» **WHAT IS BEING ASKED**
The listing below is to be output in its exact form.

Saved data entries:
## start

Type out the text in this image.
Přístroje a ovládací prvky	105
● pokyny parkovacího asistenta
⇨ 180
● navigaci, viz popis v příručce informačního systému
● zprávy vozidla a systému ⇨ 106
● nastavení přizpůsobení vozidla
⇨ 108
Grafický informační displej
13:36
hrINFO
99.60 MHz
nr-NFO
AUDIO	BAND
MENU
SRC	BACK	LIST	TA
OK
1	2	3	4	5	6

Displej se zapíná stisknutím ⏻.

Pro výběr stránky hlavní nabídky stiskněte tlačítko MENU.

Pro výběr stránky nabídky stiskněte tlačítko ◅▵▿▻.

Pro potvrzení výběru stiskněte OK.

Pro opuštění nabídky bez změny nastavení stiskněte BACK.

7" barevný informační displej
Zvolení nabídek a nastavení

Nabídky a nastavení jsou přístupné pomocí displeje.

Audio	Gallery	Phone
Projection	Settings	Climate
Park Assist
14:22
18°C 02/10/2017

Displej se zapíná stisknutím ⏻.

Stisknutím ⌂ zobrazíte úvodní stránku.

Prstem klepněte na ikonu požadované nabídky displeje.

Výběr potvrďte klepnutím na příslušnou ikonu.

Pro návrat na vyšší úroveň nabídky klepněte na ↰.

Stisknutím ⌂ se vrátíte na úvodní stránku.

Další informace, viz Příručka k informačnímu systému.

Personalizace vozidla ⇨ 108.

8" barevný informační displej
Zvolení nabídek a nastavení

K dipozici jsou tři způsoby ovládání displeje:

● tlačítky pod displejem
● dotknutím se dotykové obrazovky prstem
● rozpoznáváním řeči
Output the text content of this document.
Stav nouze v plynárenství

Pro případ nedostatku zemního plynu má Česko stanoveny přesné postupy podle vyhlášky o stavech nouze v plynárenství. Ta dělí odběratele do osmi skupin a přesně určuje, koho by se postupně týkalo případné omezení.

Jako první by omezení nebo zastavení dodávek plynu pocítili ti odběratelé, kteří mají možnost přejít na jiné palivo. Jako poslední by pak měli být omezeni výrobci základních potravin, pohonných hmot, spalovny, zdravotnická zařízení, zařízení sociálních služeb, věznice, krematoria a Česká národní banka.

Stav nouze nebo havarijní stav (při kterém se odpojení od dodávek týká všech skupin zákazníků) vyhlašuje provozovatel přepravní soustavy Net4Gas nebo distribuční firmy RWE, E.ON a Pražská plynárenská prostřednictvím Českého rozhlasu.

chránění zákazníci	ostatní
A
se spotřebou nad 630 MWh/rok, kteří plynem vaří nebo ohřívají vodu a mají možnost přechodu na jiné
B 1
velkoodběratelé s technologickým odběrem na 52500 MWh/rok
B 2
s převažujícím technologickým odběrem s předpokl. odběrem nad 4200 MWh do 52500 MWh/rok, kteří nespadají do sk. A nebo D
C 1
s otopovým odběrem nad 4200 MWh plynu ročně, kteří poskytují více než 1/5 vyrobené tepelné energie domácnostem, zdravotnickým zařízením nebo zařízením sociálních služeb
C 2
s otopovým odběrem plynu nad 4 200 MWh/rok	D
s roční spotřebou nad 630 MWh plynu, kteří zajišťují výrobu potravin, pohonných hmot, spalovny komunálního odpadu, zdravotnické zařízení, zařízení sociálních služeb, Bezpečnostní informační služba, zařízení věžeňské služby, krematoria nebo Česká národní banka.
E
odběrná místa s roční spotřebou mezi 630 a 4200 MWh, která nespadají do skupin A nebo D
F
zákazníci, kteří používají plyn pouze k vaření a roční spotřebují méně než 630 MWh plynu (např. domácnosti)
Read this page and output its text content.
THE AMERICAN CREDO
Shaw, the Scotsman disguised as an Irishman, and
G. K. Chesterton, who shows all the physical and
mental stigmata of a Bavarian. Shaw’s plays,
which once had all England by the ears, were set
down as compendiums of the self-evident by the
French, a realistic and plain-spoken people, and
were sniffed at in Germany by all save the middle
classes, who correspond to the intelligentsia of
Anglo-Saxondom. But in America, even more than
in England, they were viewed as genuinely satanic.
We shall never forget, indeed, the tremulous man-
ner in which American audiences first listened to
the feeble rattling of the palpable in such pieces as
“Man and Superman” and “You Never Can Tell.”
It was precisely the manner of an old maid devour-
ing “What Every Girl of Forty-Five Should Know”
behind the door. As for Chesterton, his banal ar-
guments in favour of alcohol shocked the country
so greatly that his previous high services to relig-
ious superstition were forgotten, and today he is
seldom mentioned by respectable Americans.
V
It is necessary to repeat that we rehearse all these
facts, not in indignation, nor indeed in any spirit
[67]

## end

» **WORKED ANSWER**
Type out the text in this image.
Přístroje a ovládací prvky	105
● pokyny parkovacího asistenta
⇨ 180
● navigaci, viz popis v příručce informačního systému
● zprávy vozidla a systému ⇨ 106
● nastavení přizpůsobení vozidla
⇨ 108
Grafický informační displej
13:36
hrINFO
99.60 MHz
nr-NFO
AUDIO	BAND
MENU
SRC	BACK	LIST	TA
OK
1	2	3	4	5	6

Displej se zapíná stisknutím ⏻.

Pro výběr stránky hlavní nabídky stiskněte tlačítko MENU.

Pro výběr stránky nabídky stiskněte tlačítko ◅▵▿▻.

Pro potvrzení výběru stiskněte OK.

Pro opuštění nabídky bez změny nastavení stiskněte BACK.

7" barevný informační displej
Zvolení nabídek a nastavení

Nabídky a nastavení jsou přístupné pomocí displeje.

Audio	Gallery	Phone
Projection	Settings	Climate
Park Assist
14:22
18°C 02/10/2017

Displej se zapíná stisknutím ⏻.

Stisknutím ⌂ zobrazíte úvodní stránku.

Prstem klepněte na ikonu požadované nabídky displeje.

Výběr potvrďte klepnutím na příslušnou ikonu.

Pro návrat na vyšší úroveň nabídky klepněte na ↰.

Stisknutím ⌂ se vrátíte na úvodní stránku.

Další informace, viz Příručka k informačnímu systému.

Personalizace vozidla ⇨ 108.

8" barevný informační displej
Zvolení nabídek a nastavení

K dipozici jsou tři způsoby ovládání displeje:

● tlačítky pod displejem
● dotknutím se dotykové obrazovky prstem
● rozpoznáváním řeči
Output the text content of this document.
Stav nouze v plynárenství

Pro případ nedostatku zemního plynu má Česko stanoveny přesné postupy podle vyhlášky o stavech nouze v plynárenství. Ta dělí odběratele do osmi skupin a přesně určuje, koho by se postupně týkalo případné omezení.

Jako první by omezení nebo zastavení dodávek plynu pocítili ti odběratelé, kteří mají možnost přejít na jiné palivo. Jako poslední by pak měli být omezeni výrobci základních potravin, pohonných hmot, spalovny, zdravotnická zařízení, zařízení sociálních služeb, věznice, krematoria a Česká národní banka.

Stav nouze nebo havarijní stav (při kterém se odpojení od dodávek týká všech skupin zákazníků) vyhlašuje provozovatel přepravní soustavy Net4Gas nebo distribuční firmy RWE, E.ON a Pražská plynárenská prostřednictvím Českého rozhlasu.

chránění zákazníci	ostatní
A
se spotřebou nad 630 MWh/rok, kteří plynem vaří nebo ohřívají vodu a mají možnost přechodu na jiné
B 1
velkoodběratelé s technologickým odběrem na 52500 MWh/rok
B 2
s převažujícím technologickým odběrem s předpokl. odběrem nad 4200 MWh do 52500 MWh/rok, kteří nespadají do sk. A nebo D
C 1
s otopovým odběrem nad 4200 MWh plynu ročně, kteří poskytují více než 1/5 vyrobené tepelné energie domácnostem, zdravotnickým zařízením nebo zařízením sociálních služeb
C 2
s otopovým odběrem plynu nad 4 200 MWh/rok	D
s roční spotřebou nad 630 MWh plynu, kteří zajišťují výrobu potravin, pohonných hmot, spalovny komunálního odpadu, zdravotnické zařízení, zařízení sociálních služeb, Bezpečnostní informační služba, zařízení věžeňské služby, krematoria nebo Česká národní banka.
E
odběrná místa s roční spotřebou mezi 630 a 4200 MWh, která nespadají do skupin A nebo D
F
zákazníci, kteří používají plyn pouze k vaření a roční spotřebují méně než 630 MWh plynu (např. domácnosti)
Read this page and output its text content.
THE AMERICAN CREDO
Shaw, the Scotsman disguised as an Irishman, and
G. K. Chesterton, who shows all the physical and
mental stigmata of a Bavarian. Shaw’s plays,
which once had all England by the ears, were set
down as compendiums of the self-evident by the
French, a realistic and plain-spoken people, and
were sniffed at in Germany by all save the middle
classes, who correspond to the intelligentsia of
Anglo-Saxondom. But in America, even more than
in England, they were viewed as genuinely satanic.
We shall never forget, indeed, the tremulous man-
ner in which American audiences first listened to
the feeble rattling of the palpable in such pieces as
“Man and Superman” and “You Never Can Tell.”
It was precisely the manner of an old maid devour-
ing “What Every Girl of Forty-Five Should Know”
behind the door. As for Chesterton, his banal ar-
guments in favour of alcohol shocked the country
so greatly that his previous high services to relig-
ious superstition were forgotten, and today he is
seldom mentioned by respectable Americans.
V
It is necessary to repeat that we rehearse all these
facts, not in indignation, nor indeed in any spirit
[67]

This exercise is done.